##### DATASET EXTRACT

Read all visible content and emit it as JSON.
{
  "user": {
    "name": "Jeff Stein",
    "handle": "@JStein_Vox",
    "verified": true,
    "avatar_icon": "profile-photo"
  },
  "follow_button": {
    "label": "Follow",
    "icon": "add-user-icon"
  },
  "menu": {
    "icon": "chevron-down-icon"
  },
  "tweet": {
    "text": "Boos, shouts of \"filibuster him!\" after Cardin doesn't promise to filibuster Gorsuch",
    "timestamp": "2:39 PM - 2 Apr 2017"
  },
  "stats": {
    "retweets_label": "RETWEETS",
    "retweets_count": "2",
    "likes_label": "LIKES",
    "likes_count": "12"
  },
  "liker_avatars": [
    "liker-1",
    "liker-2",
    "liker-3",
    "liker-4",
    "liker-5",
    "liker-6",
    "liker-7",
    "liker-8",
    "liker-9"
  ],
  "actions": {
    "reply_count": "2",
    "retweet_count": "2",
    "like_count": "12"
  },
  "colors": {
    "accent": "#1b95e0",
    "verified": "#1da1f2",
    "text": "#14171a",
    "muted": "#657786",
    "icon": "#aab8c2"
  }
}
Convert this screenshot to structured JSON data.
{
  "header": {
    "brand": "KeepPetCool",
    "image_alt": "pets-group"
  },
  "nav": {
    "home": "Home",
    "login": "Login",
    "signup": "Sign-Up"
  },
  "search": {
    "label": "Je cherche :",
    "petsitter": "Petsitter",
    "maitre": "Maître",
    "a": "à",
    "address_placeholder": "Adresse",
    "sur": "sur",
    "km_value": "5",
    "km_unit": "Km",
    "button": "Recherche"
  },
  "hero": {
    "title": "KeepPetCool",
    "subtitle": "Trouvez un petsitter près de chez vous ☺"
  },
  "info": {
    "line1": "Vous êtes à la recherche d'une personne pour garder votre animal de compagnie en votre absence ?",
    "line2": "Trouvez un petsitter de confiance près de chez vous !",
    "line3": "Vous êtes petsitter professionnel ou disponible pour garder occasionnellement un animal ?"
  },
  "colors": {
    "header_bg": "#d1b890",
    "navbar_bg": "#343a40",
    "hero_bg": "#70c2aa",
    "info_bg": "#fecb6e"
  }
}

##########

WHAT THIS TASK INVOLVES
Repeat exactly the lines from the one containing "Convert this screenshot" through the last line of the records above, both included, and nothing else.

PROBLEM SOLUTION
Convert this screenshot to structured JSON data.
{
  "header": {
    "brand": "KeepPetCool",
    "image_alt": "pets-group"
  },
  "nav": {
    "home": "Home",
    "login": "Login",
    "signup": "Sign-Up"
  },
  "search": {
    "label": "Je cherche :",
    "petsitter": "Petsitter",
    "maitre": "Maître",
    "a": "à",
    "address_placeholder": "Adresse",
    "sur": "sur",
    "km_value": "5",
    "km_unit": "Km",
    "button": "Recherche"
  },
  "hero": {
    "title": "KeepPetCool",
    "subtitle": "Trouvez un petsitter près de chez vous ☺"
  },
  "info": {
    "line1": "Vous êtes à la recherche d'une personne pour garder votre animal de compagnie en votre absence ?",
    "line2": "Trouvez un petsitter de confiance près de chez vous !",
    "line3": "Vous êtes petsitter professionnel ou disponible pour garder occasionnellement un animal ?"
  },
  "colors": {
    "header_bg": "#d1b890",
    "navbar_bg": "#343a40",
    "hero_bg": "#70c2aa",
    "info_bg": "#fecb6e"
  }
}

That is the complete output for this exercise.